WHAT YOU ARE ASKED TO DO - Your task is to transcribe all the entries exactly, excluding pictures.
###
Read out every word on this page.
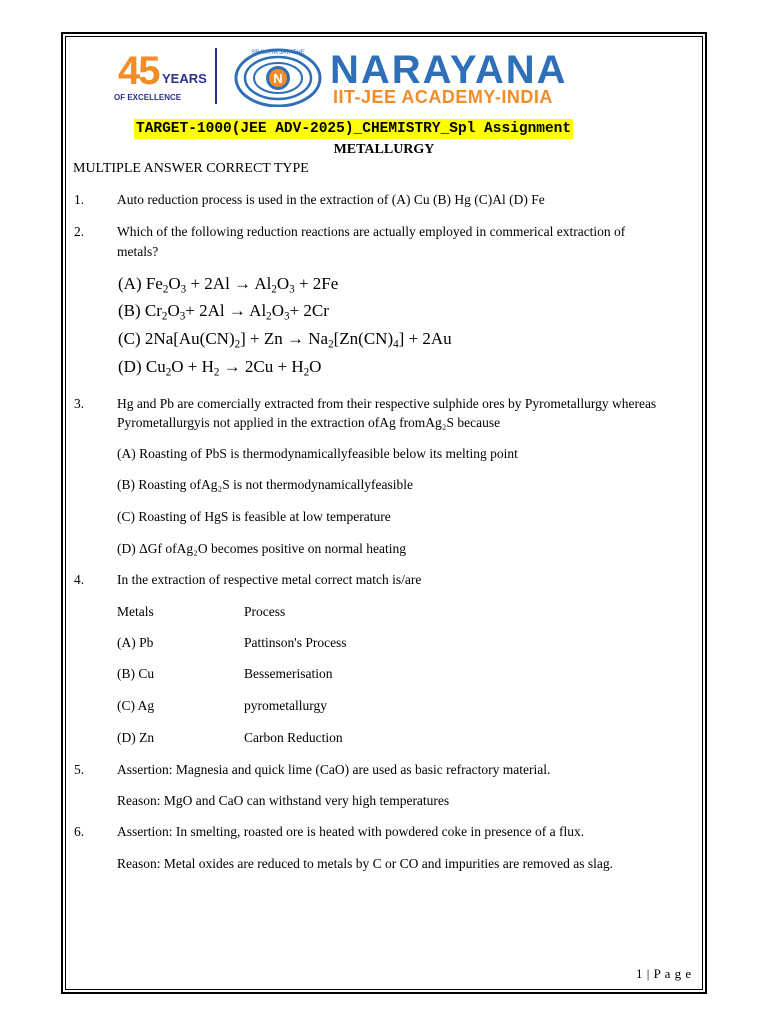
45 YEARS
OF EXCELLENCE
N
SRAVAYA JAYATHE NARAYANA
IIT-JEE ACADEMY-INDIA
TARGET-1000(JEE ADV-2025)_CHEMISTRY_Spl Assignment
METALLURGY
MULTIPLE ANSWER CORRECT TYPE
1. Auto reduction process is used in the extraction of (A) Cu (B) Hg (C)Al (D) Fe
2. Which of the following reduction reactions are actually employed in commerical extraction of
metals?
(A) $Fe_2O_3 + 2Al \to Al_2O_3 + 2Fe$
(B) $Cr_2O_3+ 2Al \to Al_2O_3+ 2Cr$
(C) $2Na[Au(CN)_2] + Zn \to Na_2[Zn(CN)_4] + 2Au$
(D) $Cu_2O + H_2 \to 2Cu + H_2O$
3. Hg and Pb are comercially extracted from their respective sulphide ores by Pyrometallurgy whereas
Pyrometallurgyis not applied in the extraction ofAg fromAg₂S because
(A) Roasting of PbS is thermodynamicallyfeasible below its melting point
(B) Roasting ofAg₂S is not thermodynamicallyfeasible
(C) Roasting of HgS is feasible at low temperature
(D) ΔGf ofAg₂O becomes positive on normal heating
4. In the extraction of respective metal correct match is/are
Metals	Process
(A) Pb	Pattinson's Process
(B) Cu	Bessemerisation
(C) Ag	pyrometallurgy
(D) Zn	Carbon Reduction
5. Assertion: Magnesia and quick lime (CaO) are used as basic refractory material.
Reason: MgO and CaO can withstand very high temperatures
6. Assertion: In smelting, roasted ore is heated with powdered coke in presence of a flux.
Reason: Metal oxides are reduced to metals by C or CO and impurities are removed as slag.
1 | P a g e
###
REPLY TO THE TASK -
Read out every word on this page.
45 YEARS
OF EXCELLENCE
N
SRAVAYA JAYATHE NARAYANA
IIT-JEE ACADEMY-INDIA
TARGET-1000(JEE ADV-2025)_CHEMISTRY_Spl Assignment
METALLURGY
MULTIPLE ANSWER CORRECT TYPE
1. Auto reduction process is used in the extraction of (A) Cu (B) Hg (C)Al (D) Fe
2. Which of the following reduction reactions are actually employed in commerical extraction of
metals?
(A) $Fe_2O_3 + 2Al \to Al_2O_3 + 2Fe$
(B) $Cr_2O_3+ 2Al \to Al_2O_3+ 2Cr$
(C) $2Na[Au(CN)_2] + Zn \to Na_2[Zn(CN)_4] + 2Au$
(D) $Cu_2O + H_2 \to 2Cu + H_2O$
3. Hg and Pb are comercially extracted from their respective sulphide ores by Pyrometallurgy whereas
Pyrometallurgyis not applied in the extraction ofAg fromAg₂S because
(A) Roasting of PbS is thermodynamicallyfeasible below its melting point
(B) Roasting ofAg₂S is not thermodynamicallyfeasible
(C) Roasting of HgS is feasible at low temperature
(D) ΔGf ofAg₂O becomes positive on normal heating
4. In the extraction of respective metal correct match is/are
Metals	Process
(A) Pb	Pattinson's Process
(B) Cu	Bessemerisation
(C) Ag	pyrometallurgy
(D) Zn	Carbon Reduction
5. Assertion: Magnesia and quick lime (CaO) are used as basic refractory material.
Reason: MgO and CaO can withstand very high temperatures
6. Assertion: In smelting, roasted ore is heated with powdered coke in presence of a flux.
Reason: Metal oxides are reduced to metals by C or CO and impurities are removed as slag.
1 | P a g e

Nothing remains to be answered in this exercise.